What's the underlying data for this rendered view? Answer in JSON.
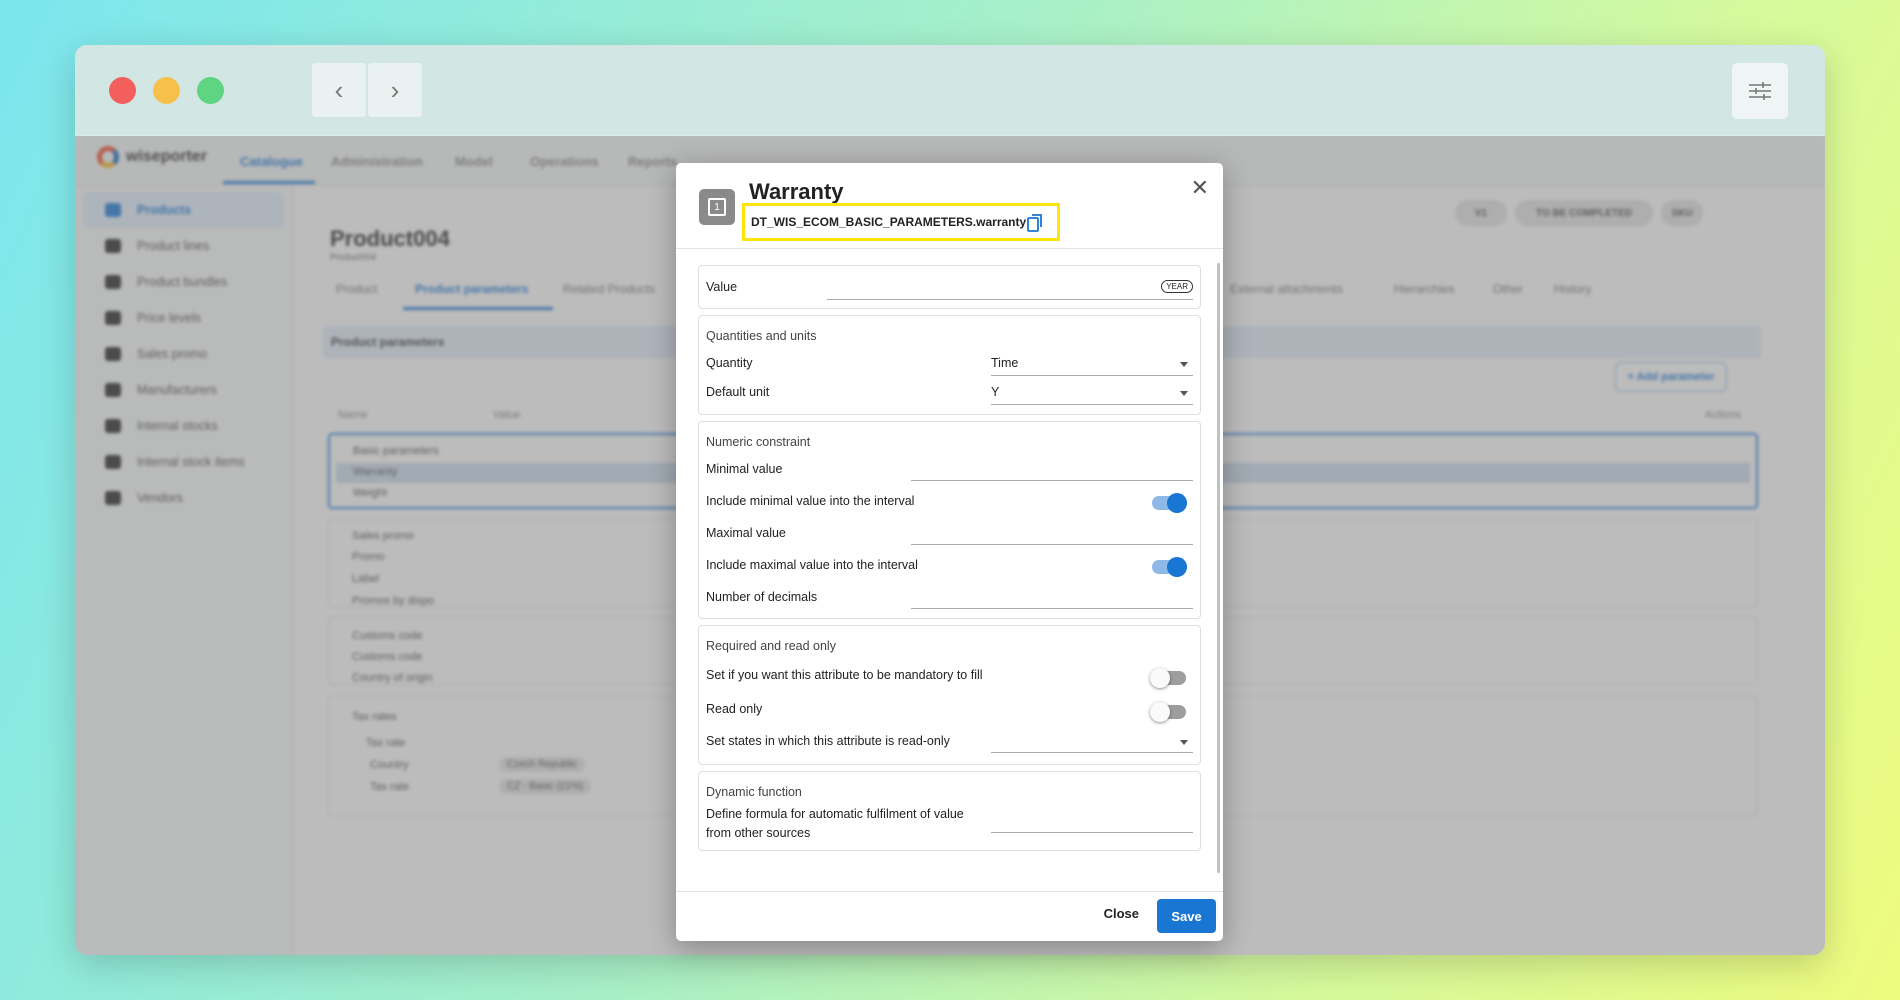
{
  "app": {
    "brand": "wiseporter",
    "nav": [
      "Catalogue",
      "Administration",
      "Model",
      "Operations",
      "Reports"
    ],
    "sidebar": [
      "Products",
      "Product lines",
      "Product bundles",
      "Price levels",
      "Sales promo",
      "Manufacturers",
      "Internal stocks",
      "Internal stock items",
      "Vendors"
    ],
    "product_title": "Product004",
    "product_sub": "Product004",
    "tabs": [
      "Product",
      "Product parameters",
      "Related Products",
      "External attachments",
      "Hierarchies",
      "Other",
      "History"
    ],
    "section_header": "Product parameters",
    "add_parameter": "+ Add parameter",
    "status_chips": [
      "V1",
      "TO BE COMPLETED",
      "SKU"
    ],
    "table_headers": {
      "name": "Name",
      "value": "Value",
      "actions": "Actions"
    },
    "groups": [
      {
        "title": "Basic parameters",
        "rows": [
          "Warranty",
          "Weight"
        ]
      },
      {
        "title": "Sales promo",
        "rows": [
          "Promo",
          "Label",
          "Promos by dispo"
        ]
      },
      {
        "title": "Customs code",
        "rows": [
          "Customs code",
          "Country of origin"
        ]
      },
      {
        "title": "Tax rates",
        "rows": [
          "Tax rate",
          "Country",
          "Tax rate"
        ]
      }
    ],
    "tax_values": [
      "Czech Republic",
      "CZ - Basic (21%)"
    ]
  },
  "modal": {
    "title": "Warranty",
    "code": "DT_WIS_ECOM_BASIC_PARAMETERS.warranty",
    "value_label": "Value",
    "value_unit": "YEAR",
    "quantities": {
      "title": "Quantities and units",
      "quantity_label": "Quantity",
      "quantity_value": "Time",
      "unit_label": "Default unit",
      "unit_value": "Y"
    },
    "numeric": {
      "title": "Numeric constraint",
      "min_label": "Minimal value",
      "include_min_label": "Include minimal value into the interval",
      "include_min": true,
      "max_label": "Maximal value",
      "include_max_label": "Include maximal value into the interval",
      "include_max": true,
      "decimals_label": "Number of decimals"
    },
    "required": {
      "title": "Required and read only",
      "mandatory_label": "Set if you want this attribute to be mandatory to fill",
      "mandatory": false,
      "readonly_label": "Read only",
      "readonly": false,
      "states_label": "Set states in which this attribute is read-only"
    },
    "dynamic": {
      "title": "Dynamic function",
      "formula_label_1": "Define formula for automatic fulfilment of value",
      "formula_label_2": "from other sources"
    },
    "close_label": "Close",
    "save_label": "Save"
  },
  "colors": {
    "accent": "#1976d2",
    "highlight": "#ffe40a"
  }
}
=======
> _Task instructions_: Locate all lines that include the word "into" and copy them out.

> _Problem solution_:
      "include_min_label": "Include minimal value into the interval",
      "include_max_label": "Include maximal value into the interval",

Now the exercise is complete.